* Instruction: Return the records that follow unaltered. Omit every picture.
BEGIN Data provided
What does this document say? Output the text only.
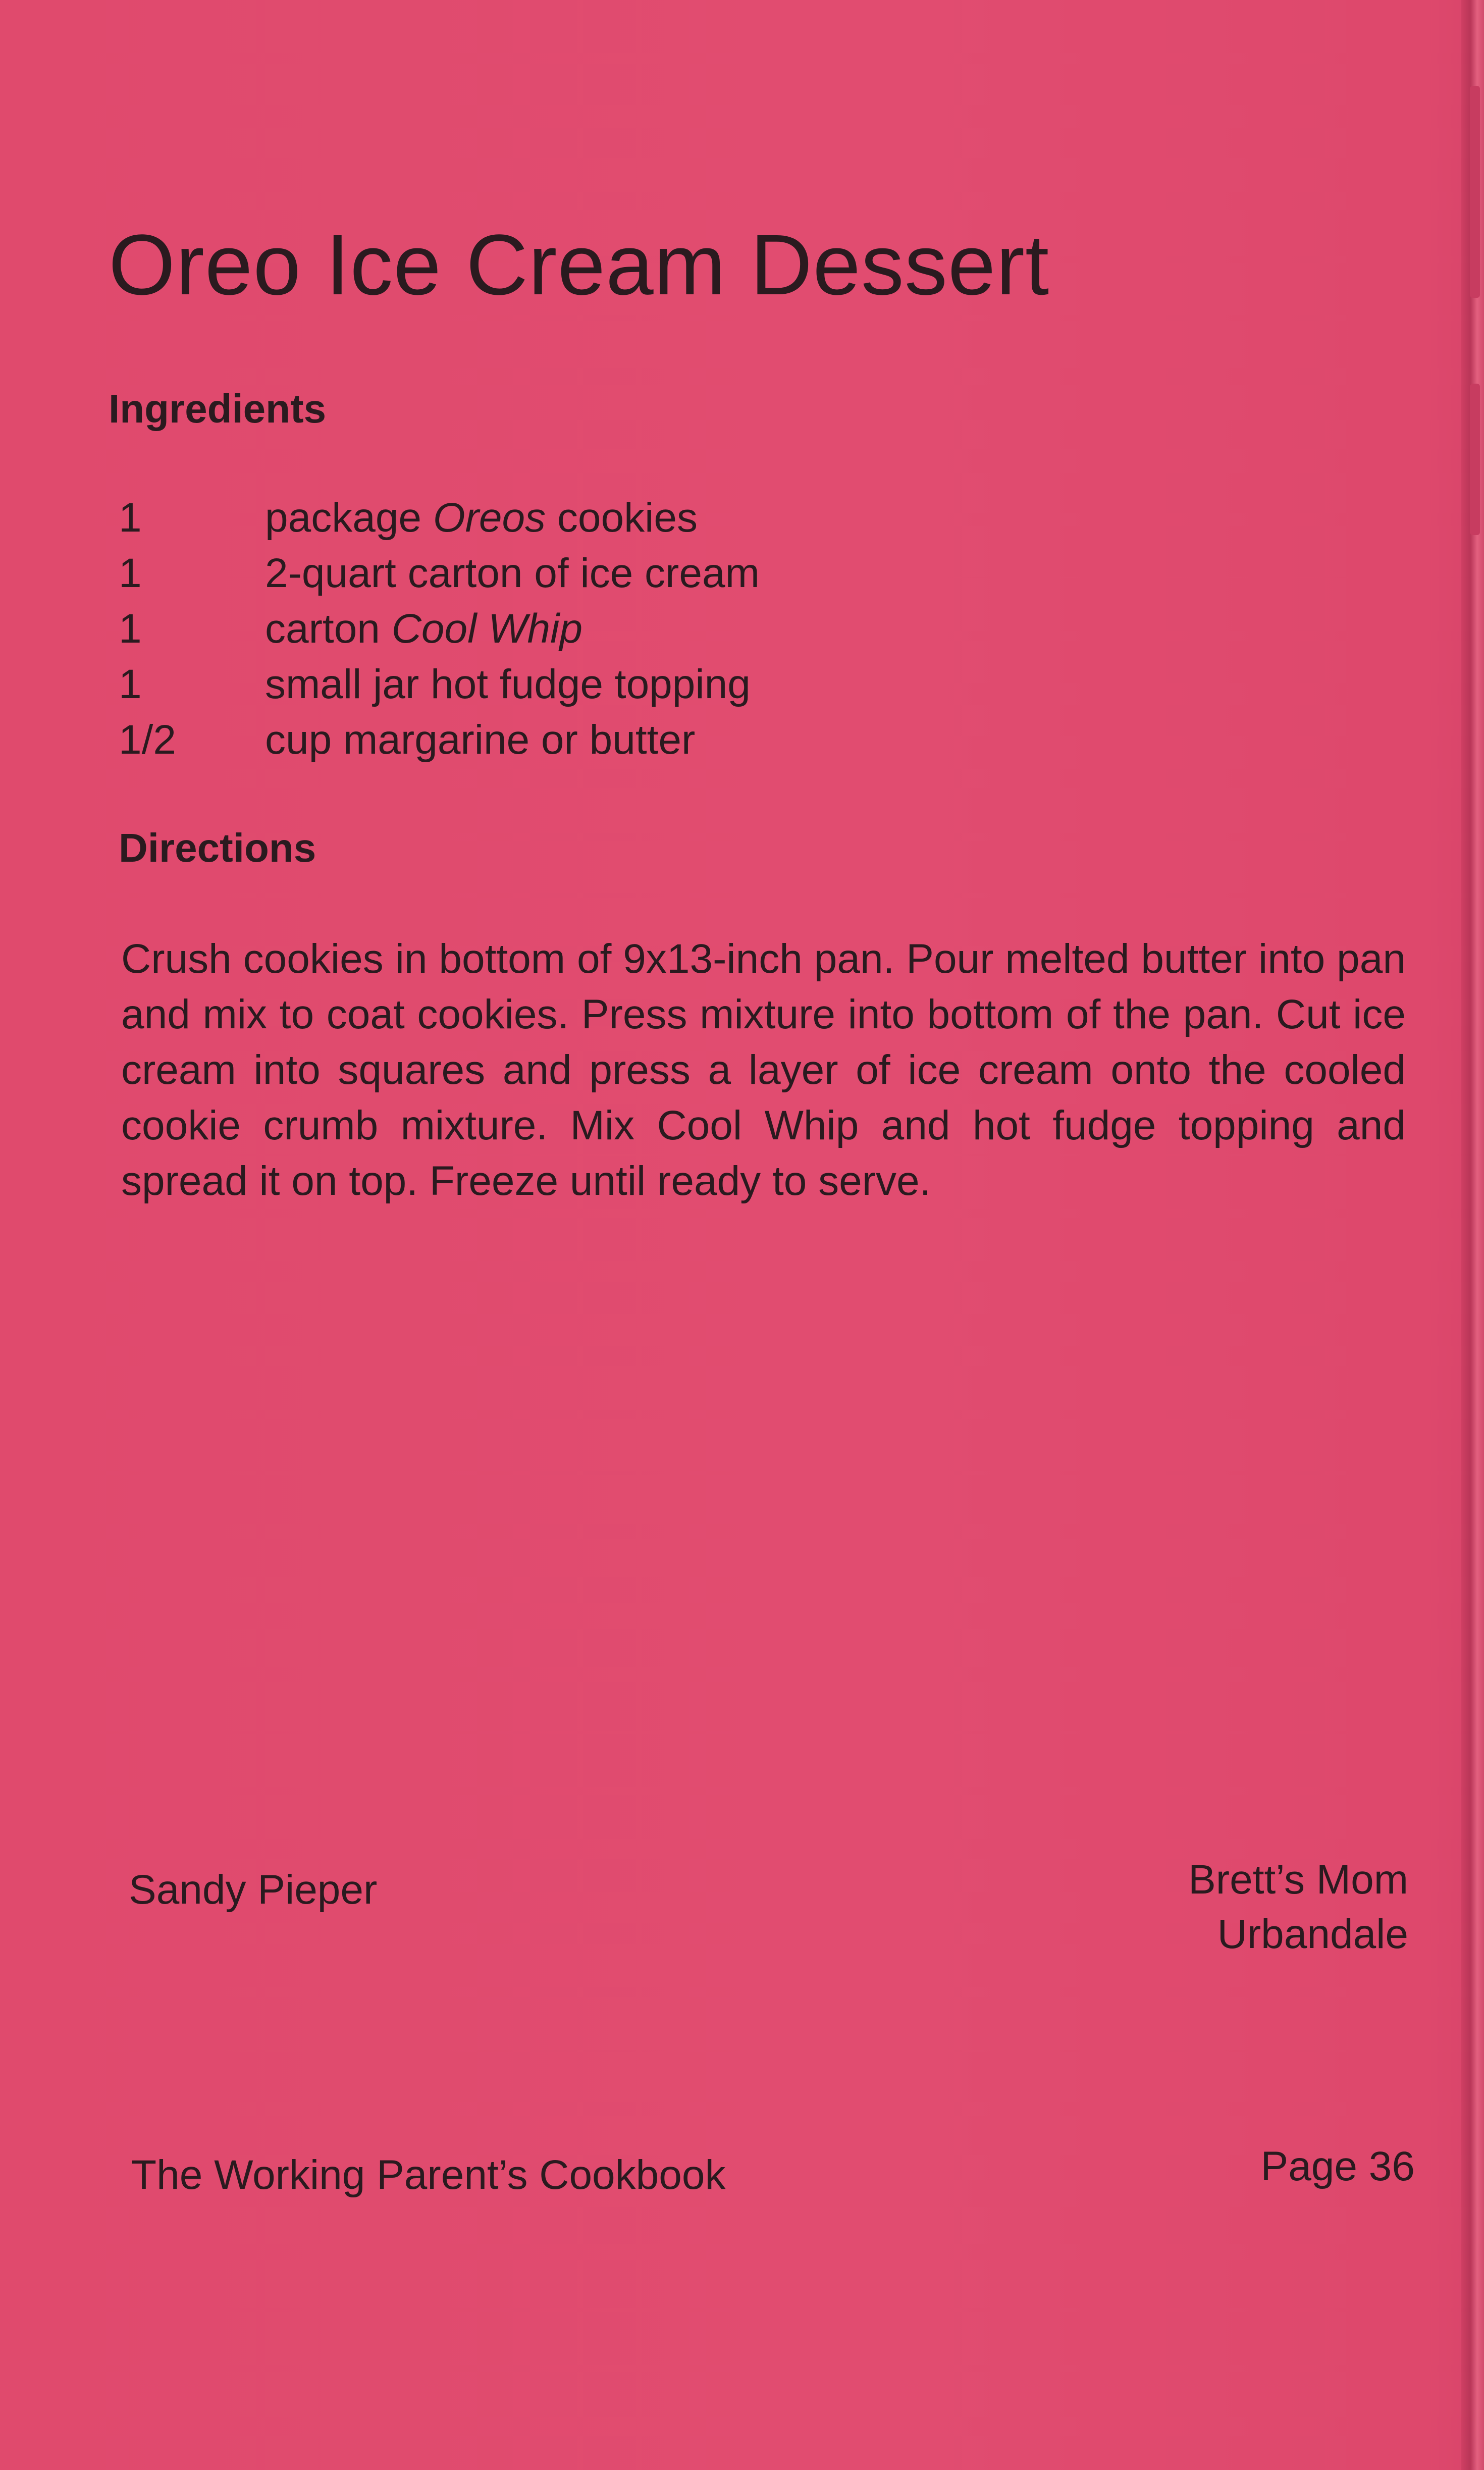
Oreo Ice Cream Dessert
Ingredients
1	package Oreos cookies
1	2-quart carton of ice cream
1	carton Cool Whip
1	small jar hot fudge topping
1/2 cup margarine or butter
Directions

Crush cookies in bottom of 9x13-inch pan. Pour melted butter into pan and mix to coat cookies. Press mixture into bottom of the pan. Cut ice cream into squares and press a layer of ice cream onto the cooled cookie crumb mixture. Mix Cool Whip and hot fudge topping and spread it on top. Freeze until ready to serve.

Sandy Pieper	Brett’s Mom
Urbandale
The Working Parent’s Cookbook	Page 36
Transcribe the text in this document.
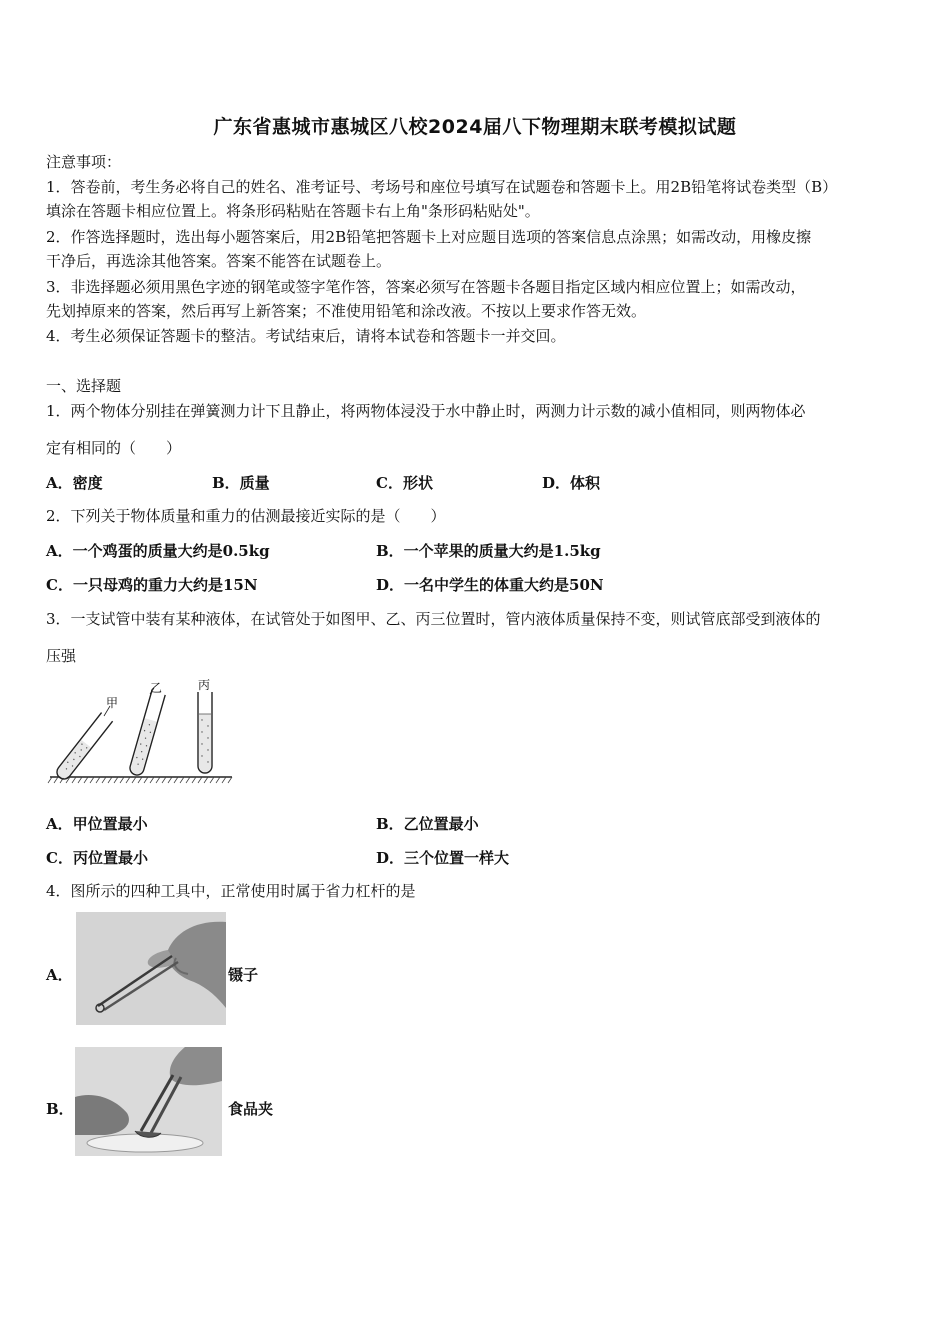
广东省惠城市惠城区八校2024届八下物理期末联考模拟试题
注意事项：
1．答卷前，考生务必将自己的姓名、准考证号、考场号和座位号填写在试题卷和答题卡上。用2B铅笔将试卷类型（B）
填涂在答题卡相应位置上。将条形码粘贴在答题卡右上角"条形码粘贴处"。
2．作答选择题时，选出每小题答案后，用2B铅笔把答题卡上对应题目选项的答案信息点涂黑；如需改动，用橡皮擦
干净后，再选涂其他答案。答案不能答在试题卷上。
3．非选择题必须用黑色字迹的钢笔或签字笔作答，答案必须写在答题卡各题目指定区域内相应位置上；如需改动，
先划掉原来的答案，然后再写上新答案；不准使用铅笔和涂改液。不按以上要求作答无效。
4．考生必须保证答题卡的整洁。考试结束后，请将本试卷和答题卡一并交回。
一、选择题
1．两个物体分别挂在弹簧测力计下且静止，将两物体浸没于水中静止时，两测力计示数的减小值相同，则两物体必
定有相同的（　　）
A．密度	B．质量	C．形状	D．体积
2．下列关于物体质量和重力的估测最接近实际的是（　　）
A．一个鸡蛋的质量大约是0.5kg	B．一个苹果的质量大约是1.5kg
C．一只母鸡的重力大约是15N	D．一名中学生的体重大约是50N
3．一支试管中装有某种液体，在试管处于如图甲、乙、丙三位置时，管内液体质量保持不变，则试管底部受到液体的
压强
甲
乙	丙
A．甲位置最小	B．乙位置最小
C．丙位置最小	D．三个位置一样大
4．图所示的四种工具中，正常使用时属于省力杠杆的是
A．	镊子
B．	食品夹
END Data provided
* Solution for this exercise:
What does this document say? Output the text only.
Oreo Ice Cream Dessert
Ingredients
1	package Oreos cookies
1	2-quart carton of ice cream
1	carton Cool Whip
1	small jar hot fudge topping
1/2 cup margarine or butter
Directions

Crush cookies in bottom of 9x13-inch pan. Pour melted butter into pan and mix to coat cookies. Press mixture into bottom of the pan. Cut ice cream into squares and press a layer of ice cream onto the cooled cookie crumb mixture. Mix Cool Whip and hot fudge topping and spread it on top. Freeze until ready to serve.

Sandy Pieper	Brett’s Mom
Urbandale
The Working Parent’s Cookbook	Page 36
Transcribe the text in this document.
广东省惠城市惠城区八校2024届八下物理期末联考模拟试题
注意事项：
1．答卷前，考生务必将自己的姓名、准考证号、考场号和座位号填写在试题卷和答题卡上。用2B铅笔将试卷类型（B）
填涂在答题卡相应位置上。将条形码粘贴在答题卡右上角"条形码粘贴处"。
2．作答选择题时，选出每小题答案后，用2B铅笔把答题卡上对应题目选项的答案信息点涂黑；如需改动，用橡皮擦
干净后，再选涂其他答案。答案不能答在试题卷上。
3．非选择题必须用黑色字迹的钢笔或签字笔作答，答案必须写在答题卡各题目指定区域内相应位置上；如需改动，
先划掉原来的答案，然后再写上新答案；不准使用铅笔和涂改液。不按以上要求作答无效。
4．考生必须保证答题卡的整洁。考试结束后，请将本试卷和答题卡一并交回。
一、选择题
1．两个物体分别挂在弹簧测力计下且静止，将两物体浸没于水中静止时，两测力计示数的减小值相同，则两物体必
定有相同的（　　）
A．密度	B．质量	C．形状	D．体积
2．下列关于物体质量和重力的估测最接近实际的是（　　）
A．一个鸡蛋的质量大约是0.5kg	B．一个苹果的质量大约是1.5kg
C．一只母鸡的重力大约是15N	D．一名中学生的体重大约是50N
3．一支试管中装有某种液体，在试管处于如图甲、乙、丙三位置时，管内液体质量保持不变，则试管底部受到液体的
压强
甲
乙	丙
A．甲位置最小	B．乙位置最小
C．丙位置最小	D．三个位置一样大
4．图所示的四种工具中，正常使用时属于省力杠杆的是
A．	镊子
B．	食品夹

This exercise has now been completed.